[What to do] Reproduce all entries word for word.

[Data to use]
>>>

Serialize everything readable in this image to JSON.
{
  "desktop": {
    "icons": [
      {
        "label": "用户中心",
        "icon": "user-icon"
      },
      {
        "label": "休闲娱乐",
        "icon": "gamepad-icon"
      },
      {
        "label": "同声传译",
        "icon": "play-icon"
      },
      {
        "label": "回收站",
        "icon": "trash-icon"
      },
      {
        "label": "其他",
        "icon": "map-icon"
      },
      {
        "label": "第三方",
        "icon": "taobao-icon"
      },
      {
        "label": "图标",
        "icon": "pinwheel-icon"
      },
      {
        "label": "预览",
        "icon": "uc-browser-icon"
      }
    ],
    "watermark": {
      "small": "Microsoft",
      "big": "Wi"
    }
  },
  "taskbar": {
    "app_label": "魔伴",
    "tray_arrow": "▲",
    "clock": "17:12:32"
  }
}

<<<

[Right answer]
Serialize everything readable in this image to JSON.
{
  "desktop": {
    "icons": [
      {
        "label": "用户中心",
        "icon": "user-icon"
      },
      {
        "label": "休闲娱乐",
        "icon": "gamepad-icon"
      },
      {
        "label": "同声传译",
        "icon": "play-icon"
      },
      {
        "label": "回收站",
        "icon": "trash-icon"
      },
      {
        "label": "其他",
        "icon": "map-icon"
      },
      {
        "label": "第三方",
        "icon": "taobao-icon"
      },
      {
        "label": "图标",
        "icon": "pinwheel-icon"
      },
      {
        "label": "预览",
        "icon": "uc-browser-icon"
      }
    ],
    "watermark": {
      "small": "Microsoft",
      "big": "Wi"
    }
  },
  "taskbar": {
    "app_label": "魔伴",
    "tray_arrow": "▲",
    "clock": "17:12:32"
  }
}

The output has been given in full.